Perhaps the most effective way, however, to maintain strong vaccine cohorts is to ensure they remain prepared and active at all times through feasibility or simulation studies for example or by making them available to other intervention studies, and ultimately by creating a steady pipeline of strong vaccine candidates to be tested in these cohorts. These, of course can only be achieved with continuous funding and stakeholder engagement.

Support and Strengthen African Research and Regulatory Capacity

Supporting researchers

Even with general agreement that African researchers should be integral members of the clinical trial team, in too many cases African researchers are still more likely to be involved solely in seeing volunteers and processing and shipping samples rather than in protocol development, trial design, immunogenicity studies or research infrastructure development.

While many local and international training programs exist, increased support for continued mentorship, and appropriate research and networking infrastructure (including bio banks and laboratories) is needed to translate these programs into a strong critical mass of researchers, especially young researchers able to contribute in all aspects of vaccine development, including basic research.

Improve collaboration with African regulatory authorities

Governments and international agencies can speed HIV vaccine research by helping African national regulatory authorities (NRAs) improve their ability to assess the safety and efficacy of the products being tested and oversee vaccine clinical research. Taking full advantage of sponsor/PI interaction with NRAs and ethics committees is also key. Bringing NRAs and ethics committees together for joint reviews of multi-center or multi-country clinical trial applications (CTAs) with participation of other expert regulators and in the presence of the sponsors/manufacturer and clinical investigators could also expedite the process as well as build capacity (guidelines for joint reviews are currently being developed by WHO).Joint reviews were successfully implemented by the African Vaccine Regulatory Forum to fast track approval of ebola vaccine candidates [23]. As joint reviews are developed in Africa, country and regional level regulatory and legal frameworks should be established, similar to those used by international agencies that facilitate the protected sharing of proprietary information necessary for the review process. Presubmission meetings between NRAs and local investigators are mutually beneficial and confidence-building and will increase capacity to review and assess the products going into very early phases.

▸ **Problems and tasks**:
A – Answer these questions using the document section:
(i) What does the document section say maintaining strong vaccine cohorts can only be achieved with?
(ii) Which body successfully used joint reviews to fast track approval of ebola vaccine candidates?
(iii) Which organization is currently developing guidelines for joint reviews?
B – State whether each statement agrees with the document section, and quote the words that decide it.
(i) In too many cases, African researchers are still more likely to be involved only in seeing volunteers and processing and shipping samples.
(ii) WHO has already finished its guidelines for joint reviews.
(iii) Presubmission meetings between NRAs and local investigators benefit only the NRAs.
C – Transcribe everything in the document section from "Even with general" down to "research infrastructure development.".
Rely on the document section alone for your answers.

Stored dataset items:

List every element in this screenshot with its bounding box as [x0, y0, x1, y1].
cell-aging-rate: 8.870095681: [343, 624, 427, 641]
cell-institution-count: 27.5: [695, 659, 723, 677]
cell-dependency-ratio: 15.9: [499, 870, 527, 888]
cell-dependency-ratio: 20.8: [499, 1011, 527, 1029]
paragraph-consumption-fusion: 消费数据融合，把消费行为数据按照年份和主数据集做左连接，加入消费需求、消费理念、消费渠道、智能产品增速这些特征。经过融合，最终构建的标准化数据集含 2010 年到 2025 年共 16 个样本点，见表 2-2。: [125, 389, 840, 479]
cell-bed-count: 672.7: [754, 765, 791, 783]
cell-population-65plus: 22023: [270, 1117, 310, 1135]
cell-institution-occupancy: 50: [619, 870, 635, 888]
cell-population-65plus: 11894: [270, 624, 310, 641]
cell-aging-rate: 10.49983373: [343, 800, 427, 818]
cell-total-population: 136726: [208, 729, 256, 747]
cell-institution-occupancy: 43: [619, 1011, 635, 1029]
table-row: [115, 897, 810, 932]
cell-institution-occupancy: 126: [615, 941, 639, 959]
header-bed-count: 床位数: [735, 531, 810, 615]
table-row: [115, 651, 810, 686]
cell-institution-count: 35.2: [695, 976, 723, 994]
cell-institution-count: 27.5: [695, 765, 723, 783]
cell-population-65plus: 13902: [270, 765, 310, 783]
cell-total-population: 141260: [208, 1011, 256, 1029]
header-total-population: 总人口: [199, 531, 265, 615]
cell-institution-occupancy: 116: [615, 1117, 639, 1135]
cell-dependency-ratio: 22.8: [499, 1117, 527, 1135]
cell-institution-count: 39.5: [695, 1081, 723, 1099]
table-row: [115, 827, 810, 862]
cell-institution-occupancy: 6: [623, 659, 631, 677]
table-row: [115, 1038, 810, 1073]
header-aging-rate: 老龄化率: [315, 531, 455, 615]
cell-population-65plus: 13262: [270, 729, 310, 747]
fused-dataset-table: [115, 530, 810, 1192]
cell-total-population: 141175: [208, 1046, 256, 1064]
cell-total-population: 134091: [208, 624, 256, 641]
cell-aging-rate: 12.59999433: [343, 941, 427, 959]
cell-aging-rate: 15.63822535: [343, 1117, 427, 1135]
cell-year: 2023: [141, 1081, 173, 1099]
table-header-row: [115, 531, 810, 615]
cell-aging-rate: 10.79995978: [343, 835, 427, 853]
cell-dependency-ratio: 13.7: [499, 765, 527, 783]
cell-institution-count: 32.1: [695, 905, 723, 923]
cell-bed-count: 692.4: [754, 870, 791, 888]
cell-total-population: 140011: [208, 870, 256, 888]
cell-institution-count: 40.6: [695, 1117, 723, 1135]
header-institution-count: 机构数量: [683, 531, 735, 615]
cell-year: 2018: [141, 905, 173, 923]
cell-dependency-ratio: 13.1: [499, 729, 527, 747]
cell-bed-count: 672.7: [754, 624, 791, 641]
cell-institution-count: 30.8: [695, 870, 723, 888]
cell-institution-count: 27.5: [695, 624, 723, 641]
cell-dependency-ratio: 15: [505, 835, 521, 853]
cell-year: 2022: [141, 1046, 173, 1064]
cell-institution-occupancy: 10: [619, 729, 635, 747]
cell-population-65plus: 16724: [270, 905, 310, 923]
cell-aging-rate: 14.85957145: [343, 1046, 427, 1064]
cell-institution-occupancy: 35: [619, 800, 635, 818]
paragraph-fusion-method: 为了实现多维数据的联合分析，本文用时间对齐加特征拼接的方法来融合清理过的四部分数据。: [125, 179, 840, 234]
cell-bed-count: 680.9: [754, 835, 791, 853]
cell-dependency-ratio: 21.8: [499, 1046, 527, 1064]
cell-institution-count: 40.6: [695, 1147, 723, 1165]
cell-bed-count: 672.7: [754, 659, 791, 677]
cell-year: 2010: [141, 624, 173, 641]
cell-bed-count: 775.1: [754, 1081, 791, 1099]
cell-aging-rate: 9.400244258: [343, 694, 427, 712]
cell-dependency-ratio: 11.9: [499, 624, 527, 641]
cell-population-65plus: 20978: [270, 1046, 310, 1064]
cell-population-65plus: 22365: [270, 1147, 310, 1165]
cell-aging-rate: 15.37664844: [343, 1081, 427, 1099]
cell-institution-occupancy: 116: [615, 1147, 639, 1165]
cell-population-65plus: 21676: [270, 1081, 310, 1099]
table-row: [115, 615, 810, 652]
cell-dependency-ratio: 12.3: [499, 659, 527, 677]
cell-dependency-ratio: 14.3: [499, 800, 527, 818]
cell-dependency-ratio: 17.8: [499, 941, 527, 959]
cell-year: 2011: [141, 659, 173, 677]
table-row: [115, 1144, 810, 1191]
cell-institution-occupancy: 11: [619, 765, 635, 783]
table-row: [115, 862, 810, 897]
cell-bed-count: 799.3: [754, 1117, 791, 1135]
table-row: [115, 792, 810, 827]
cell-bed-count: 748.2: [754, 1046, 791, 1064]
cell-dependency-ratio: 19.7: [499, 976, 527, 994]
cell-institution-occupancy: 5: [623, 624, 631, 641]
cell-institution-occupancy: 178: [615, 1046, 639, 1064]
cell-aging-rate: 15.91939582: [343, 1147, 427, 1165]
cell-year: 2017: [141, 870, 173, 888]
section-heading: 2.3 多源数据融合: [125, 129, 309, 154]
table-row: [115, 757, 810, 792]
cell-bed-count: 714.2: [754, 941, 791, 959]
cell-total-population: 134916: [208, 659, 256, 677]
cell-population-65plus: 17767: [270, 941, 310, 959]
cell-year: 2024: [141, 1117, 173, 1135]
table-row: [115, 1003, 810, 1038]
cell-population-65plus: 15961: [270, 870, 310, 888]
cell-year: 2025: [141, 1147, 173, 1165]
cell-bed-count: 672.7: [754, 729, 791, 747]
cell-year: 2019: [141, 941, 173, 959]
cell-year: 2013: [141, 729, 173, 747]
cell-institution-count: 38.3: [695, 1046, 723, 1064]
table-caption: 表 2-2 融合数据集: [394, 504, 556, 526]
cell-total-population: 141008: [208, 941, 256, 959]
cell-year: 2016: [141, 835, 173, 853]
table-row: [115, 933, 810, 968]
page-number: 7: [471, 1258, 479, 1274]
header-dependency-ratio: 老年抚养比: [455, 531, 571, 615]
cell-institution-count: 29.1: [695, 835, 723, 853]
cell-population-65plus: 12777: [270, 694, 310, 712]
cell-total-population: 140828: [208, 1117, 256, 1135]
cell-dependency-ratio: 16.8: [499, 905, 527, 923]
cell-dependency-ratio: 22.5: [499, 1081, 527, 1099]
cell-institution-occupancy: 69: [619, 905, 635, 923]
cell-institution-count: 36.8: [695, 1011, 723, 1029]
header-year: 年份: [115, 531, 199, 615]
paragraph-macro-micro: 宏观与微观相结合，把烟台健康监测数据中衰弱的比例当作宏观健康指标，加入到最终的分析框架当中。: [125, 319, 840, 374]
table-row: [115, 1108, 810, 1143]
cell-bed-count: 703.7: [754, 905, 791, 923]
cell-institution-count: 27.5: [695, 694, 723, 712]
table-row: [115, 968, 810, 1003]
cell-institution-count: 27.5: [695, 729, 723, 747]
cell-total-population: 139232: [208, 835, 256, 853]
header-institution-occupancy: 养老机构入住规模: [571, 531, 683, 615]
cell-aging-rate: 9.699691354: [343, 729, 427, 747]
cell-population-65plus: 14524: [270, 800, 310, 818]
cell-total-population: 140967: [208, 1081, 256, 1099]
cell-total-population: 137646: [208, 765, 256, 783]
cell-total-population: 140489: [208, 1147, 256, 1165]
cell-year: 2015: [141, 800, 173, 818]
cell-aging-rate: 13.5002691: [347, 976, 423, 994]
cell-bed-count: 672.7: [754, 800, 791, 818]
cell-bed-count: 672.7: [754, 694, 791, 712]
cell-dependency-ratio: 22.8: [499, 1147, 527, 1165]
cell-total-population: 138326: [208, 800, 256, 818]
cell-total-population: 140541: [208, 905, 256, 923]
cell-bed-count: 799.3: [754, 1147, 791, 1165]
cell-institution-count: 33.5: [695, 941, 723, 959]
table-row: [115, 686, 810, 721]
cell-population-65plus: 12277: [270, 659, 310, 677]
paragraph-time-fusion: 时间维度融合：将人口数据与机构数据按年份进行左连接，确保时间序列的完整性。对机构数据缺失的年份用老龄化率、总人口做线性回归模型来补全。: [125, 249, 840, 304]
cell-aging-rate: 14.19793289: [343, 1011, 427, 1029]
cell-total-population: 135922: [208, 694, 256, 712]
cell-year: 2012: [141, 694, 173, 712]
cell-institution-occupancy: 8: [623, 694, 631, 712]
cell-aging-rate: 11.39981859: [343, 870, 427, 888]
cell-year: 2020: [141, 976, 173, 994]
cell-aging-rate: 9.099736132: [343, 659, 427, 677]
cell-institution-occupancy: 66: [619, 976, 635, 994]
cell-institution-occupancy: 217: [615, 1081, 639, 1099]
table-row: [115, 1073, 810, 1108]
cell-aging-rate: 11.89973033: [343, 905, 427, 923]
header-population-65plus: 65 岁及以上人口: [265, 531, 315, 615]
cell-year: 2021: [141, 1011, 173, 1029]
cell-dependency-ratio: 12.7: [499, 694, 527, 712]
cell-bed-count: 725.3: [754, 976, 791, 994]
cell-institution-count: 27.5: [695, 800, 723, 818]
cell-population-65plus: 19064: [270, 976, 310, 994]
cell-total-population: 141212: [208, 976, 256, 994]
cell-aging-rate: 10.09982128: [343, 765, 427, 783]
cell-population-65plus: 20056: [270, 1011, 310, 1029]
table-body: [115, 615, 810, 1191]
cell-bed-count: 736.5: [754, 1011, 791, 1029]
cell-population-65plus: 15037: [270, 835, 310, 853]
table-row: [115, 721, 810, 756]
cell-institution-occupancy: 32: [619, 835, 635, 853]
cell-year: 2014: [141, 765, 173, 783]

▸ **Results for each task**:
A –
(i) Continuous funding and stakeholder engagement.
(ii) The African Vaccine Regulatory Forum.
(iii) WHO.

B –
(i) Yes: "in too many cases African researchers are still more likely to be involved solely in seeing volunteers and processing and shipping samples"
(ii) No: "guidelines for joint reviews are currently being developed by WHO"
(iii) No: "Presubmission meetings between NRAs and local investigators are mutually beneficial and confidence-building"

C –
Even with general agreement that African researchers should be integral members of the clinical trial team, in too many cases African researchers are still more likely to be involved solely in seeing volunteers and processing and shipping samples rather than in protocol development, trial design, immunogenicity studies or research infrastructure development.